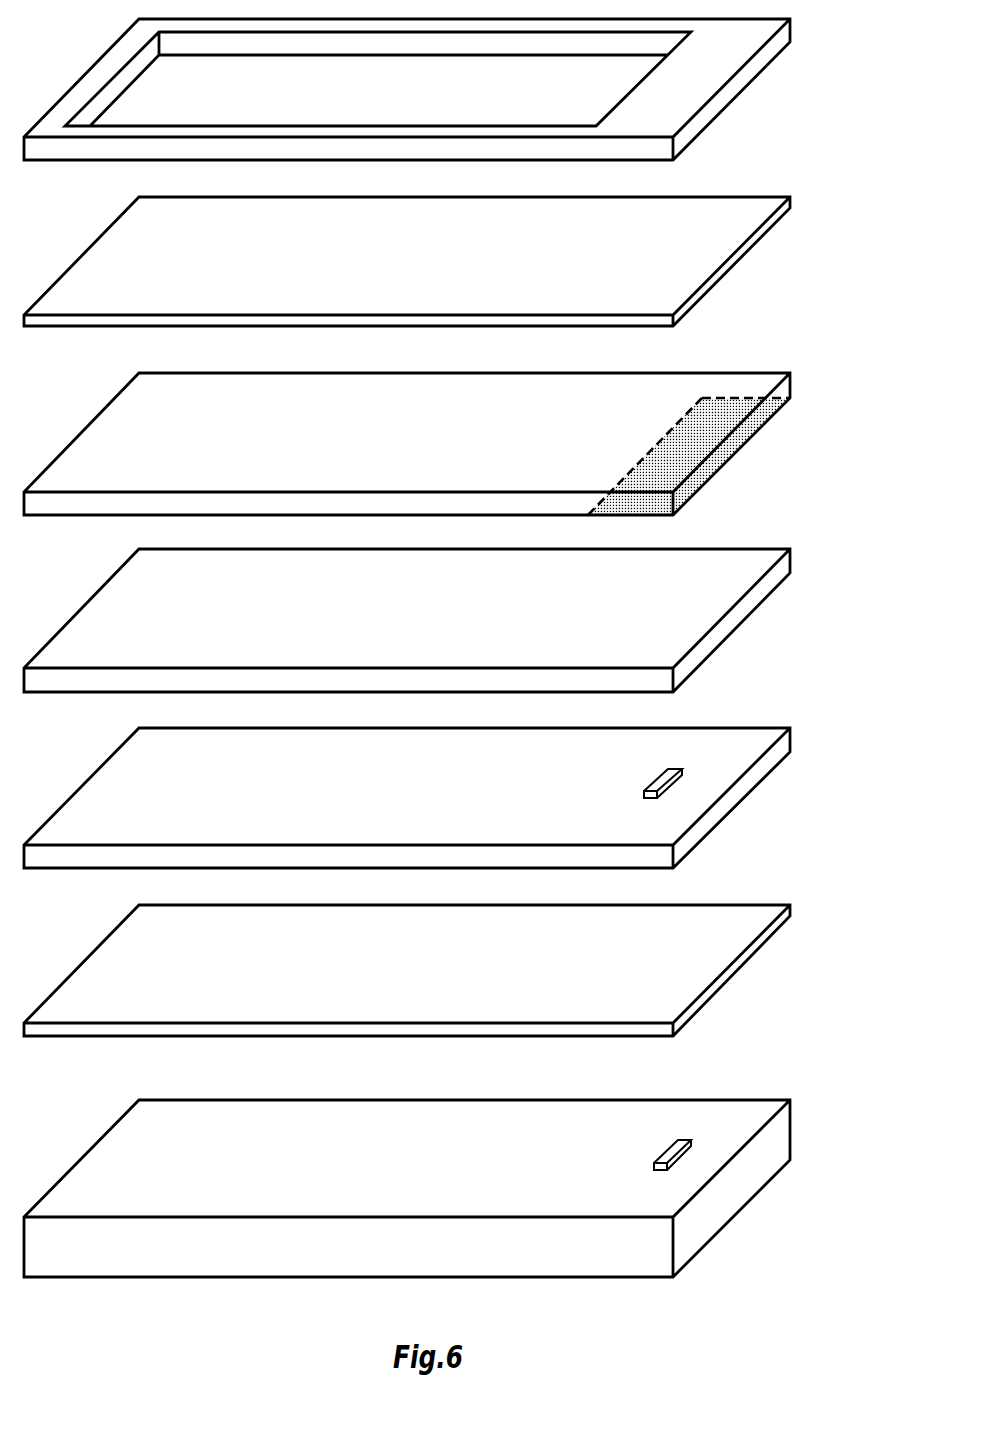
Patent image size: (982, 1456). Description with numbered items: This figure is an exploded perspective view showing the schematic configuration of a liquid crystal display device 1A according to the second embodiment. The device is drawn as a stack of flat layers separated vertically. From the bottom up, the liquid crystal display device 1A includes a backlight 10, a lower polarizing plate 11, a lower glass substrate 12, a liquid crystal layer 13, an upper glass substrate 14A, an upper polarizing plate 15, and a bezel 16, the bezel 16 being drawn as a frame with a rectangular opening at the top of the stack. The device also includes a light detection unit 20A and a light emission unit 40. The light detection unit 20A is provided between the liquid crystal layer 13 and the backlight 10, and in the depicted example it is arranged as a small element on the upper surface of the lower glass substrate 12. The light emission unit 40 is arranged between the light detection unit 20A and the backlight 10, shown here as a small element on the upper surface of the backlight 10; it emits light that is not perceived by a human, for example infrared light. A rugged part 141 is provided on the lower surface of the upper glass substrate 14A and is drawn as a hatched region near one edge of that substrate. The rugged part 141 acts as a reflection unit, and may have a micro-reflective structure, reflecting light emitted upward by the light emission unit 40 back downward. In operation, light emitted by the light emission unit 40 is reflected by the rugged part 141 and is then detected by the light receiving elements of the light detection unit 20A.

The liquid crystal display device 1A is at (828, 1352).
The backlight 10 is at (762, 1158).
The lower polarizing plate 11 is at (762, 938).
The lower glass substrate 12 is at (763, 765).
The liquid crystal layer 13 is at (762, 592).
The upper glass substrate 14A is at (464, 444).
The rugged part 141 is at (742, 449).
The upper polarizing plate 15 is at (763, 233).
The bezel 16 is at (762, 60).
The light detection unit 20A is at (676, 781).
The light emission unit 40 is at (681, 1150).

==

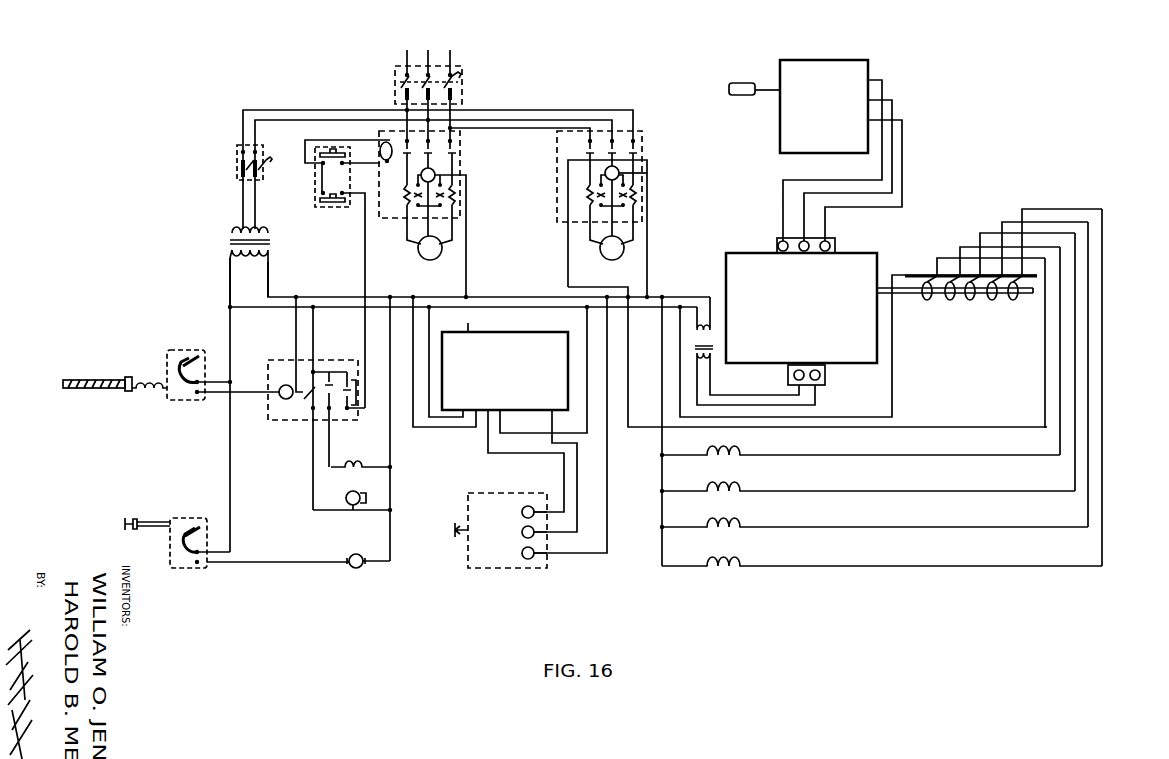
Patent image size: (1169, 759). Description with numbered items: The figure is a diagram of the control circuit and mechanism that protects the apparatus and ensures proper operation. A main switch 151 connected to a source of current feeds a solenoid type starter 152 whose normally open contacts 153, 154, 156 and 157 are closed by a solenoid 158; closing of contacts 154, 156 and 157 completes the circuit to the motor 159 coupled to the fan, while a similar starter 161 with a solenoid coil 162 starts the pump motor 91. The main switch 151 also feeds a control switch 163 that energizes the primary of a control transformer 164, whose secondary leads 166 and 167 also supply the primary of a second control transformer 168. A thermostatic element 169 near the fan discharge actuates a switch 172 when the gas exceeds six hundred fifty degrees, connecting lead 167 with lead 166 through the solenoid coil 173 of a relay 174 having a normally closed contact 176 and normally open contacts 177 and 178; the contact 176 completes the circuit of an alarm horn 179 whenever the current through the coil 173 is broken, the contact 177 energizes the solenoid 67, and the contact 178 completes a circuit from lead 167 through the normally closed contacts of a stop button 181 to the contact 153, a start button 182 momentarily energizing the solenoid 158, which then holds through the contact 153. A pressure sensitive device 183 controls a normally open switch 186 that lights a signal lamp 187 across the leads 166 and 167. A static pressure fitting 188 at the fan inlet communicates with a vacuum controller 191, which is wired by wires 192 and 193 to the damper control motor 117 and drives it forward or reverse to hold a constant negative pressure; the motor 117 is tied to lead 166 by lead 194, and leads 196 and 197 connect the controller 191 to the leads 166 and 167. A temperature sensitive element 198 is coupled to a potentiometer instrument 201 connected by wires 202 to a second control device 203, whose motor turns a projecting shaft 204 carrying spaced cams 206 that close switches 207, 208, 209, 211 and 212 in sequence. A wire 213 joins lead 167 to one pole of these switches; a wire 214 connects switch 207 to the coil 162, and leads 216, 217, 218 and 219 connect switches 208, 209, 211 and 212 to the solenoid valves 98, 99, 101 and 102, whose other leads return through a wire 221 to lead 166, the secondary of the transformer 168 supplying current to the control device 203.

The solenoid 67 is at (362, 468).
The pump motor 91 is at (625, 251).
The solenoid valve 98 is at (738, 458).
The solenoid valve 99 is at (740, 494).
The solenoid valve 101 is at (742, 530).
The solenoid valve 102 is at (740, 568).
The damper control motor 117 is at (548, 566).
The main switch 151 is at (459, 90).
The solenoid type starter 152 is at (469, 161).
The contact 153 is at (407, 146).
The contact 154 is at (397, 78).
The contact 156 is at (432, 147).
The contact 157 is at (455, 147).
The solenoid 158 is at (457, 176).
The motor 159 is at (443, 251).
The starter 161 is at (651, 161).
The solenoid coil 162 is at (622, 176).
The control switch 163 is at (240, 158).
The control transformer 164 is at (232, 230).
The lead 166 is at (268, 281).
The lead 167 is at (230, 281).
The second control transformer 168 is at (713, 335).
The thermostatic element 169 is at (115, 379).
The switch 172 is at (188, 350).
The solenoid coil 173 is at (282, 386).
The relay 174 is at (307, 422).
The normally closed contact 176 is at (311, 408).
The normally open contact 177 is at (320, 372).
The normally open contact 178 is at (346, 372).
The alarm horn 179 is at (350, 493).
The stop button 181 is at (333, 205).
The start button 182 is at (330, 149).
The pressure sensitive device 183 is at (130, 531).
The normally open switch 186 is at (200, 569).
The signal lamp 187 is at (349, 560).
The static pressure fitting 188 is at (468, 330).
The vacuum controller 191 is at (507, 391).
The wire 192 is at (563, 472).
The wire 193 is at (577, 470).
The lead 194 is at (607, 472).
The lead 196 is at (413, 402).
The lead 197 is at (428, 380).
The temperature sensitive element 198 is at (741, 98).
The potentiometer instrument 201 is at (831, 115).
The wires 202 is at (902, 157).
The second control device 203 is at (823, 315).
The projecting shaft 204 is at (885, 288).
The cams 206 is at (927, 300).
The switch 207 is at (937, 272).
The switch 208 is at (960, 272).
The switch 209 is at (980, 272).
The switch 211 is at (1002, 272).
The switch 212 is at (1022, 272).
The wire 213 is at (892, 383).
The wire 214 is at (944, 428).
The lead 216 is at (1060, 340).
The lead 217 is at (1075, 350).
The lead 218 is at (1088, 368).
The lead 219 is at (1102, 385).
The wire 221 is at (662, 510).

_The task_
Copy out the lines of the records from the one containing "Patent image size: (982, 1456)." through the one containing "The liquid crystal layer 13 is at (762, 592).", with both of those lines included.

_Exercise solution_
Patent image size: (982, 1456). Description with numbered items: This figure is an exploded perspective view showing the schematic configuration of a liquid crystal display device 1A according to the second embodiment. The device is drawn as a stack of flat layers separated vertically. From the bottom up, the liquid crystal display device 1A includes a backlight 10, a lower polarizing plate 11, a lower glass substrate 12, a liquid crystal layer 13, an upper glass substrate 14A, an upper polarizing plate 15, and a bezel 16, the bezel 16 being drawn as a frame with a rectangular opening at the top of the stack. The device also includes a light detection unit 20A and a light emission unit 40. The light detection unit 20A is provided between the liquid crystal layer 13 and the backlight 10, and in the depicted example it is arranged as a small element on the upper surface of the lower glass substrate 12. The light emission unit 40 is arranged between the light detection unit 20A and the backlight 10, shown here as a small element on the upper surface of the backlight 10; it emits light that is not perceived by a human, for example infrared light. A rugged part 141 is provided on the lower surface of the upper glass substrate 14A and is drawn as a hatched region near one edge of that substrate. The rugged part 141 acts as a reflection unit, and may have a micro-reflective structure, reflecting light emitted upward by the light emission unit 40 back downward. In operation, light emitted by the light emission unit 40 is reflected by the rugged part 141 and is then detected by the light receiving elements of the light detection unit 20A.

The liquid crystal display device 1A is at (828, 1352).
The backlight 10 is at (762, 1158).
The lower polarizing plate 11 is at (762, 938).
The lower glass substrate 12 is at (763, 765).
The liquid crystal layer 13 is at (762, 592).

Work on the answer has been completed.